### Exercise directions
Skip the images and copy each record exactly as written.

### Items from a data source
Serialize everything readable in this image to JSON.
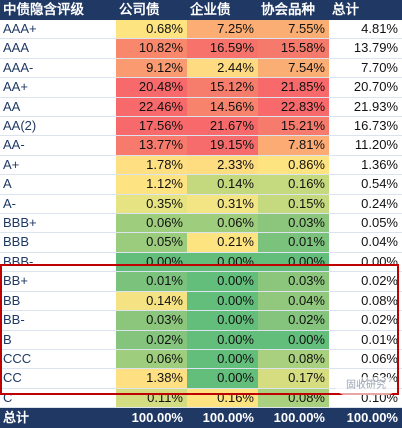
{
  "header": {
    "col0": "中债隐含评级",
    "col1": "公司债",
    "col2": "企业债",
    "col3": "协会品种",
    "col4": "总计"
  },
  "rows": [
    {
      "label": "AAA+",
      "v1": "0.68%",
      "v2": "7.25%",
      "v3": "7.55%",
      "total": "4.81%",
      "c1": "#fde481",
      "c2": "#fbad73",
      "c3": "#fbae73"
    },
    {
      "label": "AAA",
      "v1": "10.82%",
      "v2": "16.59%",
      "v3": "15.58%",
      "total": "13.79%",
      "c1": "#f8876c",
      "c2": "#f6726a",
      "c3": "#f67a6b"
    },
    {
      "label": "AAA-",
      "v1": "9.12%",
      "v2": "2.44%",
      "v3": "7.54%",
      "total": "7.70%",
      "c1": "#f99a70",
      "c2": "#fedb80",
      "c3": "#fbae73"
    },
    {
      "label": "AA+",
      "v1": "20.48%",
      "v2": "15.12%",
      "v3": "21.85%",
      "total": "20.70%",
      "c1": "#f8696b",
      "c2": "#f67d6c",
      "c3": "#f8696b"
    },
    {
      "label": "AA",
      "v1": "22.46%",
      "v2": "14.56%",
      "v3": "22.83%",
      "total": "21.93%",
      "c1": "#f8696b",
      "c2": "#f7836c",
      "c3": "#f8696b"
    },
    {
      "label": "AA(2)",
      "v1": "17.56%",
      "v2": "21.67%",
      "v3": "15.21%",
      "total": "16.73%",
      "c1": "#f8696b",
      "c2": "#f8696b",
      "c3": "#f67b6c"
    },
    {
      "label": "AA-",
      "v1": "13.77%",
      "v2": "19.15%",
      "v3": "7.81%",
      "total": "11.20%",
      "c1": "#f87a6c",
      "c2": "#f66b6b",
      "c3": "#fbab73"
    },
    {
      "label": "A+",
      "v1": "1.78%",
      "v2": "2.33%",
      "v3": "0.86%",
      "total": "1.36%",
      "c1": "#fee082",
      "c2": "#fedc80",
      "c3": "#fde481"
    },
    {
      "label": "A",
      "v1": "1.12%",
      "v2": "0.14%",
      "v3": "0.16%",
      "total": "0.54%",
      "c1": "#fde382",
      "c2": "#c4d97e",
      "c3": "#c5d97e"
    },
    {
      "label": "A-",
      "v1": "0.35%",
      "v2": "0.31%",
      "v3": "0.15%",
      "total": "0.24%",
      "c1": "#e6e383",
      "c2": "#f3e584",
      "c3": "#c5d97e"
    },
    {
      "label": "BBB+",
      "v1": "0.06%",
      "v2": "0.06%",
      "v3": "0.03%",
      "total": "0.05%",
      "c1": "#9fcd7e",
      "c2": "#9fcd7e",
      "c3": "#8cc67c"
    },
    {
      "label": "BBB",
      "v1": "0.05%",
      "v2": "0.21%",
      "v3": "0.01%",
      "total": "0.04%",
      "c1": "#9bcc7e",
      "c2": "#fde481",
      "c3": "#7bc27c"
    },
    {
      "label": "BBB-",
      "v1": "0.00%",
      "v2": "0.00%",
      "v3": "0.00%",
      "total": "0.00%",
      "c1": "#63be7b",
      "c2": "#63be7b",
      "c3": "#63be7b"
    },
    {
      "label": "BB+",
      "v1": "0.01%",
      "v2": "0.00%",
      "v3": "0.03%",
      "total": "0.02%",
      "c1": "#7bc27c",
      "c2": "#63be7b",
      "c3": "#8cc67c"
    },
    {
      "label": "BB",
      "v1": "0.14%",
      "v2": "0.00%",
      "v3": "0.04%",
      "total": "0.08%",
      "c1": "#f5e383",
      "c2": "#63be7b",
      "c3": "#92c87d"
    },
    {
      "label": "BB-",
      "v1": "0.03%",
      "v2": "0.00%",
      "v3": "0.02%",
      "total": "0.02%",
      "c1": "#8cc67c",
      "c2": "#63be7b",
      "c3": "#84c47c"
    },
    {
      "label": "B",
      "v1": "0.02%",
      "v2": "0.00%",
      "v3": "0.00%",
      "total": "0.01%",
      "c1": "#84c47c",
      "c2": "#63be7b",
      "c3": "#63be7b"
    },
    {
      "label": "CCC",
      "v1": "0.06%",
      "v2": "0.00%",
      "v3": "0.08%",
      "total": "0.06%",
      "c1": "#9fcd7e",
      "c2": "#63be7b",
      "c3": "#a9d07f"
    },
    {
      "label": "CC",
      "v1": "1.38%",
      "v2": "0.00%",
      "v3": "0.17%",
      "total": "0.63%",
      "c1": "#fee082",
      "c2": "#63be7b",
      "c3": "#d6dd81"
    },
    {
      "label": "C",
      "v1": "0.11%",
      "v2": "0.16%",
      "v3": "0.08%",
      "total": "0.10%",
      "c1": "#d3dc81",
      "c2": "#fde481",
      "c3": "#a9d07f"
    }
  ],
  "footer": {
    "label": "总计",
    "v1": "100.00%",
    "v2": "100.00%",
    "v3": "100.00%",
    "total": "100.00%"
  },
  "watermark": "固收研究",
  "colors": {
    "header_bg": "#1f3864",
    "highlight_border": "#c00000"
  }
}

### Result for this exercise
Serialize everything readable in this image to JSON.
{
  "header": {
    "col0": "中债隐含评级",
    "col1": "公司债",
    "col2": "企业债",
    "col3": "协会品种",
    "col4": "总计"
  },
  "rows": [
    {
      "label": "AAA+",
      "v1": "0.68%",
      "v2": "7.25%",
      "v3": "7.55%",
      "total": "4.81%",
      "c1": "#fde481",
      "c2": "#fbad73",
      "c3": "#fbae73"
    },
    {
      "label": "AAA",
      "v1": "10.82%",
      "v2": "16.59%",
      "v3": "15.58%",
      "total": "13.79%",
      "c1": "#f8876c",
      "c2": "#f6726a",
      "c3": "#f67a6b"
    },
    {
      "label": "AAA-",
      "v1": "9.12%",
      "v2": "2.44%",
      "v3": "7.54%",
      "total": "7.70%",
      "c1": "#f99a70",
      "c2": "#fedb80",
      "c3": "#fbae73"
    },
    {
      "label": "AA+",
      "v1": "20.48%",
      "v2": "15.12%",
      "v3": "21.85%",
      "total": "20.70%",
      "c1": "#f8696b",
      "c2": "#f67d6c",
      "c3": "#f8696b"
    },
    {
      "label": "AA",
      "v1": "22.46%",
      "v2": "14.56%",
      "v3": "22.83%",
      "total": "21.93%",
      "c1": "#f8696b",
      "c2": "#f7836c",
      "c3": "#f8696b"
    },
    {
      "label": "AA(2)",
      "v1": "17.56%",
      "v2": "21.67%",
      "v3": "15.21%",
      "total": "16.73%",
      "c1": "#f8696b",
      "c2": "#f8696b",
      "c3": "#f67b6c"
    },
    {
      "label": "AA-",
      "v1": "13.77%",
      "v2": "19.15%",
      "v3": "7.81%",
      "total": "11.20%",
      "c1": "#f87a6c",
      "c2": "#f66b6b",
      "c3": "#fbab73"
    },
    {
      "label": "A+",
      "v1": "1.78%",
      "v2": "2.33%",
      "v3": "0.86%",
      "total": "1.36%",
      "c1": "#fee082",
      "c2": "#fedc80",
      "c3": "#fde481"
    },
    {
      "label": "A",
      "v1": "1.12%",
      "v2": "0.14%",
      "v3": "0.16%",
      "total": "0.54%",
      "c1": "#fde382",
      "c2": "#c4d97e",
      "c3": "#c5d97e"
    },
    {
      "label": "A-",
      "v1": "0.35%",
      "v2": "0.31%",
      "v3": "0.15%",
      "total": "0.24%",
      "c1": "#e6e383",
      "c2": "#f3e584",
      "c3": "#c5d97e"
    },
    {
      "label": "BBB+",
      "v1": "0.06%",
      "v2": "0.06%",
      "v3": "0.03%",
      "total": "0.05%",
      "c1": "#9fcd7e",
      "c2": "#9fcd7e",
      "c3": "#8cc67c"
    },
    {
      "label": "BBB",
      "v1": "0.05%",
      "v2": "0.21%",
      "v3": "0.01%",
      "total": "0.04%",
      "c1": "#9bcc7e",
      "c2": "#fde481",
      "c3": "#7bc27c"
    },
    {
      "label": "BBB-",
      "v1": "0.00%",
      "v2": "0.00%",
      "v3": "0.00%",
      "total": "0.00%",
      "c1": "#63be7b",
      "c2": "#63be7b",
      "c3": "#63be7b"
    },
    {
      "label": "BB+",
      "v1": "0.01%",
      "v2": "0.00%",
      "v3": "0.03%",
      "total": "0.02%",
      "c1": "#7bc27c",
      "c2": "#63be7b",
      "c3": "#8cc67c"
    },
    {
      "label": "BB",
      "v1": "0.14%",
      "v2": "0.00%",
      "v3": "0.04%",
      "total": "0.08%",
      "c1": "#f5e383",
      "c2": "#63be7b",
      "c3": "#92c87d"
    },
    {
      "label": "BB-",
      "v1": "0.03%",
      "v2": "0.00%",
      "v3": "0.02%",
      "total": "0.02%",
      "c1": "#8cc67c",
      "c2": "#63be7b",
      "c3": "#84c47c"
    },
    {
      "label": "B",
      "v1": "0.02%",
      "v2": "0.00%",
      "v3": "0.00%",
      "total": "0.01%",
      "c1": "#84c47c",
      "c2": "#63be7b",
      "c3": "#63be7b"
    },
    {
      "label": "CCC",
      "v1": "0.06%",
      "v2": "0.00%",
      "v3": "0.08%",
      "total": "0.06%",
      "c1": "#9fcd7e",
      "c2": "#63be7b",
      "c3": "#a9d07f"
    },
    {
      "label": "CC",
      "v1": "1.38%",
      "v2": "0.00%",
      "v3": "0.17%",
      "total": "0.63%",
      "c1": "#fee082",
      "c2": "#63be7b",
      "c3": "#d6dd81"
    },
    {
      "label": "C",
      "v1": "0.11%",
      "v2": "0.16%",
      "v3": "0.08%",
      "total": "0.10%",
      "c1": "#d3dc81",
      "c2": "#fde481",
      "c3": "#a9d07f"
    }
  ],
  "footer": {
    "label": "总计",
    "v1": "100.00%",
    "v2": "100.00%",
    "v3": "100.00%",
    "total": "100.00%"
  },
  "watermark": "固收研究",
  "colors": {
    "header_bg": "#1f3864",
    "highlight_border": "#c00000"
  }
}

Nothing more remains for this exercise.